▶ [WHAT TO WORK ON]
Present each line of the entries below that holds the word "behalf".

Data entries

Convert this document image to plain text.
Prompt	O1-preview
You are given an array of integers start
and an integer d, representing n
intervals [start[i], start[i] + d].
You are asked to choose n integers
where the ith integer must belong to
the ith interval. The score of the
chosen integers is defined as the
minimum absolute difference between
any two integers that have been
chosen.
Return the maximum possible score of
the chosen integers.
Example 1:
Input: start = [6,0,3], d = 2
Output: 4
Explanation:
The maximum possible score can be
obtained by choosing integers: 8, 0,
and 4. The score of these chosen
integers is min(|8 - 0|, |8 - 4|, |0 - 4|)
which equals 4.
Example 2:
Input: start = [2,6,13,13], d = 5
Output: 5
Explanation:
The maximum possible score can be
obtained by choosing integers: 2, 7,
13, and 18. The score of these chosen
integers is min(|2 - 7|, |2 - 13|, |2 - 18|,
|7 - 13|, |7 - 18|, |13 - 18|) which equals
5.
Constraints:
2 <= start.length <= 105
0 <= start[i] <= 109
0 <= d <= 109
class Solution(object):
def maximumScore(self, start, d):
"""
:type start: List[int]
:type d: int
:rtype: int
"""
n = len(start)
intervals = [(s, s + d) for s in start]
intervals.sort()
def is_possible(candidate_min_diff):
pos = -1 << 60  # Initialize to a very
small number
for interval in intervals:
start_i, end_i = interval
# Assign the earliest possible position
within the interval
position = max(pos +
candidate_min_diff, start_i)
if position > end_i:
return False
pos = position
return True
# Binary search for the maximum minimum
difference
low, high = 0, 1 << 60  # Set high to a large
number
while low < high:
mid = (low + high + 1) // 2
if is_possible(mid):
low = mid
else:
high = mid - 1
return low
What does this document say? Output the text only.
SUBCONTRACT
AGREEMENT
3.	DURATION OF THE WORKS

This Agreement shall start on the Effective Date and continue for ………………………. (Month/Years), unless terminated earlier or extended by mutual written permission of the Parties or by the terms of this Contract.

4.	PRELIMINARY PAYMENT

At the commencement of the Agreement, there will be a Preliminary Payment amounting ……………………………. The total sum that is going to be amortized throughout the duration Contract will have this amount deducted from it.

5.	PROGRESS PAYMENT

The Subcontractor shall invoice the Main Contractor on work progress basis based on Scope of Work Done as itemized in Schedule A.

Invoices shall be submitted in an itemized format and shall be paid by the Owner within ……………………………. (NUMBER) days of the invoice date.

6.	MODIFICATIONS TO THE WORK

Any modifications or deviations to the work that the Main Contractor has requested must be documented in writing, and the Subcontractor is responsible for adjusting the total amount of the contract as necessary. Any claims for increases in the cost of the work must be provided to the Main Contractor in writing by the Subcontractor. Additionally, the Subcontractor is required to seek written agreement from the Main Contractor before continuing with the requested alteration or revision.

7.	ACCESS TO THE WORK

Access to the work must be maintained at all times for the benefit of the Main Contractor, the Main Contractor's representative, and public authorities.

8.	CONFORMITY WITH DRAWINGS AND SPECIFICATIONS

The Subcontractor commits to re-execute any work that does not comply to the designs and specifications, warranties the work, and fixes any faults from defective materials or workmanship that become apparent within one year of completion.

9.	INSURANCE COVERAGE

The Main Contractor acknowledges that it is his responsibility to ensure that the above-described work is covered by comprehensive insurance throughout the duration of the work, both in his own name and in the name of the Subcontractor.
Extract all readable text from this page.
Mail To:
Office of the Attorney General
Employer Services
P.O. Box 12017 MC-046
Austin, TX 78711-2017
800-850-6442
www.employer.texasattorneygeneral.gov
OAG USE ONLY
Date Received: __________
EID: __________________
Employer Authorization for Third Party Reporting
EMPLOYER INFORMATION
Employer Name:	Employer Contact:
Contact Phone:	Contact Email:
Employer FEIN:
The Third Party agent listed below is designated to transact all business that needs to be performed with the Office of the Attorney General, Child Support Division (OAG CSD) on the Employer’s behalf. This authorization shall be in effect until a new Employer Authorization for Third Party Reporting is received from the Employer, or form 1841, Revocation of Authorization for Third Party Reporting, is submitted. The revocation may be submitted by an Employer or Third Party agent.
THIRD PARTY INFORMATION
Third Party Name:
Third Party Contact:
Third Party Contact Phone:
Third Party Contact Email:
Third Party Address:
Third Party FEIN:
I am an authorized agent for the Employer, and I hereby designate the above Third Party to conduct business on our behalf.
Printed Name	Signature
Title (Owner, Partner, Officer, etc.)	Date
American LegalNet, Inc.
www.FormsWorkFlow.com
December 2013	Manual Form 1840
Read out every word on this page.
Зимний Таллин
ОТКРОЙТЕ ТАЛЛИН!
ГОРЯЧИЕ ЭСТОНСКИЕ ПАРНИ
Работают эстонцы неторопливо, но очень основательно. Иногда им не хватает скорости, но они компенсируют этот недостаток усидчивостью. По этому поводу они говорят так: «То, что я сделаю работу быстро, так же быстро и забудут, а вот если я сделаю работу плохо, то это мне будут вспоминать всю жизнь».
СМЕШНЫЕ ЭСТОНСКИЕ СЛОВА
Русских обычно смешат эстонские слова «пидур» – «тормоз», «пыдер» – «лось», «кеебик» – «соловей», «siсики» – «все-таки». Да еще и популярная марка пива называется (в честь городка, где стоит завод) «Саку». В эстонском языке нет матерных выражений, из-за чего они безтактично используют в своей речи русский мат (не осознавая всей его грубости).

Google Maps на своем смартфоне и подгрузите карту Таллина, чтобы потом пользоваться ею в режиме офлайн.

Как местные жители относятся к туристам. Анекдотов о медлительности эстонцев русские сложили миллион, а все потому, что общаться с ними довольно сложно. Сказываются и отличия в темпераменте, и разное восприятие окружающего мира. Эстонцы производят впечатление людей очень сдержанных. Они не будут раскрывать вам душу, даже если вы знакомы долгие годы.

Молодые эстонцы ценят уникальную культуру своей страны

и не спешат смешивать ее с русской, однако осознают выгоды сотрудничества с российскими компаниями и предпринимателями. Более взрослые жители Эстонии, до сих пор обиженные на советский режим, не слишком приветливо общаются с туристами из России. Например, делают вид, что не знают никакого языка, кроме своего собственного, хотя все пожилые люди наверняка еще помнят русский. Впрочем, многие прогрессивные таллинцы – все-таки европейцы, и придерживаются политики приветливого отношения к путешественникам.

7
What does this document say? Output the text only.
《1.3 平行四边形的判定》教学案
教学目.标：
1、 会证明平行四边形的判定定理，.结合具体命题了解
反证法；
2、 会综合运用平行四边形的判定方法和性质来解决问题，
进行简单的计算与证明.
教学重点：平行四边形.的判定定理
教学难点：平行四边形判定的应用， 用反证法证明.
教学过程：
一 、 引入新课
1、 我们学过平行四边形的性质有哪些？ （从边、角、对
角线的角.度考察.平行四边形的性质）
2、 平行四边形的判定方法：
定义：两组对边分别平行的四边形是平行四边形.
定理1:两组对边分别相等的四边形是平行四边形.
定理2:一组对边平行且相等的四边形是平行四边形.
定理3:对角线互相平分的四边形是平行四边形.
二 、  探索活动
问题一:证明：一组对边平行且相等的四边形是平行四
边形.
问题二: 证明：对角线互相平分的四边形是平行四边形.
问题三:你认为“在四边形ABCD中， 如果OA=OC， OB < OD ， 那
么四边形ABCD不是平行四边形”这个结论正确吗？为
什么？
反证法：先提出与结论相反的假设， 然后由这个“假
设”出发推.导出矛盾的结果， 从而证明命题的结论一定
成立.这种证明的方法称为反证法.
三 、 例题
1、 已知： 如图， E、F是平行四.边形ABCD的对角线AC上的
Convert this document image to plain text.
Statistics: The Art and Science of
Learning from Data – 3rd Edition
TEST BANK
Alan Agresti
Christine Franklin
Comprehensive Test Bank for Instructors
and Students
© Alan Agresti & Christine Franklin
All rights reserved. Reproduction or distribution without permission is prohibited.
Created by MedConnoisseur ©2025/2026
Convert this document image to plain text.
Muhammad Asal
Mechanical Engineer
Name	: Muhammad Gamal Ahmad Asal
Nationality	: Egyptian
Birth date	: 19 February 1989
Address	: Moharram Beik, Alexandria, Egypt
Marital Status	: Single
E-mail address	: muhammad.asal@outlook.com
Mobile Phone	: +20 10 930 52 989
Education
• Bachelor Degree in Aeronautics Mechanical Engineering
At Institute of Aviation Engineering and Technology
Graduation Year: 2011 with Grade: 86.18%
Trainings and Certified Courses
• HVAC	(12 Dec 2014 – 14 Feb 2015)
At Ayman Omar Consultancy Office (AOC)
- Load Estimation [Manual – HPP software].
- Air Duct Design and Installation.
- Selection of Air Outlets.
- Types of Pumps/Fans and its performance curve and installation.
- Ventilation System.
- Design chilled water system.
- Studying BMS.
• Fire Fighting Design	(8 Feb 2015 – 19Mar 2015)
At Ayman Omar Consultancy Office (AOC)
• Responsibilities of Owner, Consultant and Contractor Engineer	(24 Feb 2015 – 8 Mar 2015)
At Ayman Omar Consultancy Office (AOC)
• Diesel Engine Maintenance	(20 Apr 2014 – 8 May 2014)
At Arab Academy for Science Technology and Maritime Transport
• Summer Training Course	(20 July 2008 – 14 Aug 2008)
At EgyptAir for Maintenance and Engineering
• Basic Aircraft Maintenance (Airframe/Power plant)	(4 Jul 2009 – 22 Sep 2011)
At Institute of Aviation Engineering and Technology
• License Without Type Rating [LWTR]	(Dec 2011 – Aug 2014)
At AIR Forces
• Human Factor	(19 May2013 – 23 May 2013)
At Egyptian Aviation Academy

▶ [EXERCISE RESULT]
The Third Party agent listed below is designated to transact all business that needs to be performed with the Office of the Attorney General, Child Support Division (OAG CSD) on the Employer’s behalf. This authorization shall be in effect until a new Employer Authorization for Third Party Reporting is received from the Employer, or form 1841, Revocation of Authorization for Third Party Reporting, is submitted. The revocation may be submitted by an Employer or Third Party agent.
I am an authorized agent for the Employer, and I hereby designate the above Third Party to conduct business on our behalf.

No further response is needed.